» **Objective**:
In the material below, the lines containing the word "median" are required; copy each of them.

» **Data rows**:

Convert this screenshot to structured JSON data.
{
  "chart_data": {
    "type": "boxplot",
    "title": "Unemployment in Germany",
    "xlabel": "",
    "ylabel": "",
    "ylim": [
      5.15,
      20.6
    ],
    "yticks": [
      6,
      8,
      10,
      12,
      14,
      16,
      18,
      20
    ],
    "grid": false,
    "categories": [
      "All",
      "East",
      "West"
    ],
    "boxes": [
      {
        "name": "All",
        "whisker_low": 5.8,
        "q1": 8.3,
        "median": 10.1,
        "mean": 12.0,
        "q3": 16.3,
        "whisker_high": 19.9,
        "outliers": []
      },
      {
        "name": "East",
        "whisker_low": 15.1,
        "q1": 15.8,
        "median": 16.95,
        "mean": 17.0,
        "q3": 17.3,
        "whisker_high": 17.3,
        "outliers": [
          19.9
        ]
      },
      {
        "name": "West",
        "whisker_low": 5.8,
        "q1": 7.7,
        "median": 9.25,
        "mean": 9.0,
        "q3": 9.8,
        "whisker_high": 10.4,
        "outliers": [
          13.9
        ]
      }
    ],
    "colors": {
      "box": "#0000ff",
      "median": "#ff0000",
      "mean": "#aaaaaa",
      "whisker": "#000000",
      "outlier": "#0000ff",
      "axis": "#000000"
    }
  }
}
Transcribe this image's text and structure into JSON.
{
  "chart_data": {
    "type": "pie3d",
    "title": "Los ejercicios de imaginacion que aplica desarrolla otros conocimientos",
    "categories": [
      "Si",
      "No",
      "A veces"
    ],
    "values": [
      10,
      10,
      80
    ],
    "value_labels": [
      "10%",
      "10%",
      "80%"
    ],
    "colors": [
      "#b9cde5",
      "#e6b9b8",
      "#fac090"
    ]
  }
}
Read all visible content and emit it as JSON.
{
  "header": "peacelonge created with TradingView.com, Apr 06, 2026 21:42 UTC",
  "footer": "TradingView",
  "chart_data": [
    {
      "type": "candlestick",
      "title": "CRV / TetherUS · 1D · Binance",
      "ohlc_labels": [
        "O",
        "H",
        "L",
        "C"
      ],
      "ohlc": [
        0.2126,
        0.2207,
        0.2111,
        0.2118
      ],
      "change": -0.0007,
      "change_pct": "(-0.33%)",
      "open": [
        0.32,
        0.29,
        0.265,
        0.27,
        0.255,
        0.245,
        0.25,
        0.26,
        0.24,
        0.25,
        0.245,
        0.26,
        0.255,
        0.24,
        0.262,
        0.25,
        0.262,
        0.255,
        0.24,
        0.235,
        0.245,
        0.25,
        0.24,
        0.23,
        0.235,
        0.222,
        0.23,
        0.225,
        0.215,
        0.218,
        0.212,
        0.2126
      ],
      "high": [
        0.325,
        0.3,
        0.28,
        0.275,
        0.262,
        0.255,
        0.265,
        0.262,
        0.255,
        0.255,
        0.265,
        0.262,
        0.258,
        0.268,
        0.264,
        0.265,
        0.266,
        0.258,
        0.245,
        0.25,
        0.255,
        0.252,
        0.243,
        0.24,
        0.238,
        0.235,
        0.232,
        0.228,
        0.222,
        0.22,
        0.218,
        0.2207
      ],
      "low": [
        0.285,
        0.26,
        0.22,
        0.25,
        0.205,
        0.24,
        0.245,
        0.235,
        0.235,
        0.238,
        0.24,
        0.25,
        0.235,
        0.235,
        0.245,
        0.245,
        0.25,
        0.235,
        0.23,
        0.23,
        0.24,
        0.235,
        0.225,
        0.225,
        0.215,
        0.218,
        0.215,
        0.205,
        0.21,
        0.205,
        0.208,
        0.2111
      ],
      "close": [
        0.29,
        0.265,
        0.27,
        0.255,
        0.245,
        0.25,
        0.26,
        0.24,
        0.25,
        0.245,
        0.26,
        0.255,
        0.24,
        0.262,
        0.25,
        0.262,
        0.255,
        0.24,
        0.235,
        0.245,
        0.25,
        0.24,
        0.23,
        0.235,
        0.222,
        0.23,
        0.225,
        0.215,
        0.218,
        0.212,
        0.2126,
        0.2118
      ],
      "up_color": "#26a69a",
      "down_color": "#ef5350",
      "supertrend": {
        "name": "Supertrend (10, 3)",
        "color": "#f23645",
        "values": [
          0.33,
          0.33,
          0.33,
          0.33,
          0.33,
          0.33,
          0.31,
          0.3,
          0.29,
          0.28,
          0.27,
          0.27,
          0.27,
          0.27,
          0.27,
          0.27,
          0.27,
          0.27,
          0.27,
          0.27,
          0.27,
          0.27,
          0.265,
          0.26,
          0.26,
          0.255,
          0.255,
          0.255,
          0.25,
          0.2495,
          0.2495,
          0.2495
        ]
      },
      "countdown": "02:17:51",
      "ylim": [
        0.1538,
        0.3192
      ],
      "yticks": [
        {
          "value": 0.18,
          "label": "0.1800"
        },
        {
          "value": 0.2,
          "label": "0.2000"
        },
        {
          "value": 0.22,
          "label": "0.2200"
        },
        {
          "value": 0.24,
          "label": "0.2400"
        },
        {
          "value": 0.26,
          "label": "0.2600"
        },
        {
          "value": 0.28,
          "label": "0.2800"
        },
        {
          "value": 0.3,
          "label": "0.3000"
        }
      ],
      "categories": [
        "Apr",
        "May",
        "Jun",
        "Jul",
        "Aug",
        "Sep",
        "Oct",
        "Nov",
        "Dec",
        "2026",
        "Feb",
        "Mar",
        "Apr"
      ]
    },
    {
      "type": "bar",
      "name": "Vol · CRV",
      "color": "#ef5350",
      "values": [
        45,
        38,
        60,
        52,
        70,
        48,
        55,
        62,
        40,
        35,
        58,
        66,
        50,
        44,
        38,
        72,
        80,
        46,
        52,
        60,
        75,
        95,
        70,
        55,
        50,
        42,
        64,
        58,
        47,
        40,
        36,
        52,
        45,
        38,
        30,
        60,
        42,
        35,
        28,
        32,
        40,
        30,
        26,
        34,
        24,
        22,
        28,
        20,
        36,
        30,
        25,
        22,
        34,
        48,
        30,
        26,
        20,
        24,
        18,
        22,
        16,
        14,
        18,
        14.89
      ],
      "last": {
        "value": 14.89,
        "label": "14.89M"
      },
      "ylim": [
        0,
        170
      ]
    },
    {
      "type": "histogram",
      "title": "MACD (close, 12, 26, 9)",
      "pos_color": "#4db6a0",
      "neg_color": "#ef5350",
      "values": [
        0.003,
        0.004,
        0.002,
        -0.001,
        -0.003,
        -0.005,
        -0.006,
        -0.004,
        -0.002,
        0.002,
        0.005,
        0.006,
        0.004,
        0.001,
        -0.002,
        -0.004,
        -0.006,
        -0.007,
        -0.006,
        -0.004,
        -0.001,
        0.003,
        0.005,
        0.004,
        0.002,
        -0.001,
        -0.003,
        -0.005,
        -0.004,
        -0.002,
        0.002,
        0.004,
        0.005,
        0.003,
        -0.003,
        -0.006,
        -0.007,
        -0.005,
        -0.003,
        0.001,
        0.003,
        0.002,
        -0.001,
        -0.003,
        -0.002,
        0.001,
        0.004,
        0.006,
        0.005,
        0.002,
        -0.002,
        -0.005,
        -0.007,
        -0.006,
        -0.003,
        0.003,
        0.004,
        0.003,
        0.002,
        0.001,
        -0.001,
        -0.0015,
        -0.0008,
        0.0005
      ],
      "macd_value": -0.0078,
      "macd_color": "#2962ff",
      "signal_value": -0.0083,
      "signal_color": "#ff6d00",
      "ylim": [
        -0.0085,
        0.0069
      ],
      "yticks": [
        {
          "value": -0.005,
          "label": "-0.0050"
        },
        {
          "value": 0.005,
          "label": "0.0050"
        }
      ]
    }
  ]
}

» **Result of this exercise**:
        "median": 10.1,
        "median": 16.95,
        "median": 9.25,
      "median": "#ff0000",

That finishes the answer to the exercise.